> [Dataset entries]:
----------
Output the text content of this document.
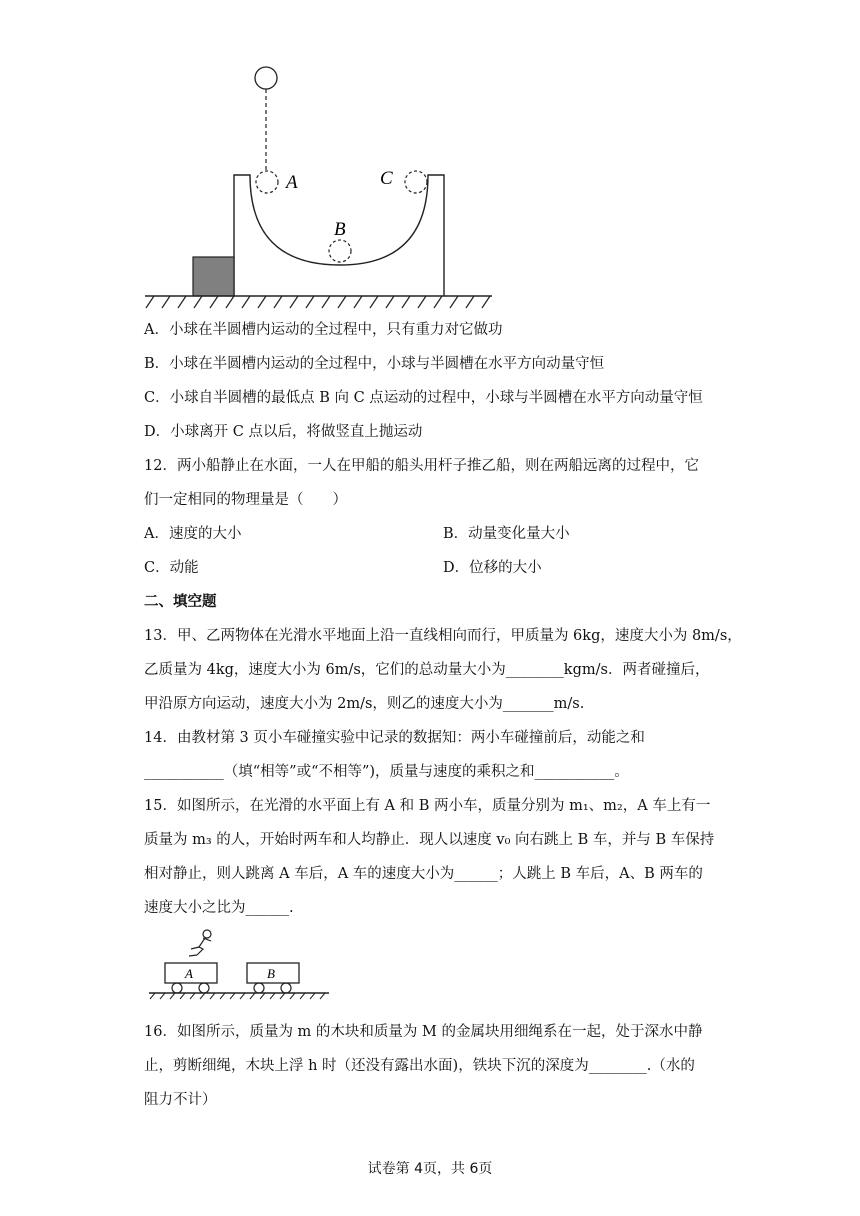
A	C
B
A．小球在半圆槽内运动的全过程中，只有重力对它做功
B．小球在半圆槽内运动的全过程中，小球与半圆槽在水平方向动量守恒
C．小球自半圆槽的最低点 B 向 C 点运动的过程中，小球与半圆槽在水平方向动量守恒
D．小球离开 C 点以后，将做竖直上抛运动
12．两小船静止在水面，一人在甲船的船头用杆子推乙船，则在两船远离的过程中，它
们一定相同的物理量是（　　）
A．速度的大小	B．动量变化量大小
C．动能	D．位移的大小
二、填空题
13．甲、乙两物体在光滑水平地面上沿一直线相向而行，甲质量为 6kg，速度大小为 8m/s，
乙质量为 4kg，速度大小为 6m/s，它们的总动量大小为________kgm/s．两者碰撞后，
甲沿原方向运动，速度大小为 2m/s，则乙的速度大小为_______m/s.
14．由教材第 3 页小车碰撞实验中记录的数据知：两小车碰撞前后，动能之和
___________（填“相等”或“不相等”)，质量与速度的乘积之和___________。
15．如图所示，在光滑的水平面上有 A 和 B 两小车，质量分别为 m₁、m₂，A 车上有一
质量为 m₃ 的人，开始时两车和人均静止．现人以速度 v₀ 向右跳上 B 车，并与 B 车保持
相对静止，则人跳离 A 车后，A 车的速度大小为______；人跳上 B 车后，A、B 两车的
速度大小之比为______.
A	B
16．如图所示，质量为 m 的木块和质量为 M 的金属块用细绳系在一起，处于深水中静
止，剪断细绳，木块上浮 h 时（还没有露出水面)，铁块下沉的深度为________.（水的
阻力不计）
试卷第 4页，共 6页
----------
> [Problem statement]:
Exactly as written, return every line of the listing, but not the pictures.

> [Right answer]:
Output the text content of this document.
A	C
B
A．小球在半圆槽内运动的全过程中，只有重力对它做功
B．小球在半圆槽内运动的全过程中，小球与半圆槽在水平方向动量守恒
C．小球自半圆槽的最低点 B 向 C 点运动的过程中，小球与半圆槽在水平方向动量守恒
D．小球离开 C 点以后，将做竖直上抛运动
12．两小船静止在水面，一人在甲船的船头用杆子推乙船，则在两船远离的过程中，它
们一定相同的物理量是（　　）
A．速度的大小	B．动量变化量大小
C．动能	D．位移的大小
二、填空题
13．甲、乙两物体在光滑水平地面上沿一直线相向而行，甲质量为 6kg，速度大小为 8m/s，
乙质量为 4kg，速度大小为 6m/s，它们的总动量大小为________kgm/s．两者碰撞后，
甲沿原方向运动，速度大小为 2m/s，则乙的速度大小为_______m/s.
14．由教材第 3 页小车碰撞实验中记录的数据知：两小车碰撞前后，动能之和
___________（填“相等”或“不相等”)，质量与速度的乘积之和___________。
15．如图所示，在光滑的水平面上有 A 和 B 两小车，质量分别为 m₁、m₂，A 车上有一
质量为 m₃ 的人，开始时两车和人均静止．现人以速度 v₀ 向右跳上 B 车，并与 B 车保持
相对静止，则人跳离 A 车后，A 车的速度大小为______；人跳上 B 车后，A、B 两车的
速度大小之比为______.
A	B
16．如图所示，质量为 m 的木块和质量为 M 的金属块用细绳系在一起，处于深水中静
止，剪断细绳，木块上浮 h 时（还没有露出水面)，铁块下沉的深度为________.（水的
阻力不计）
试卷第 4页，共 6页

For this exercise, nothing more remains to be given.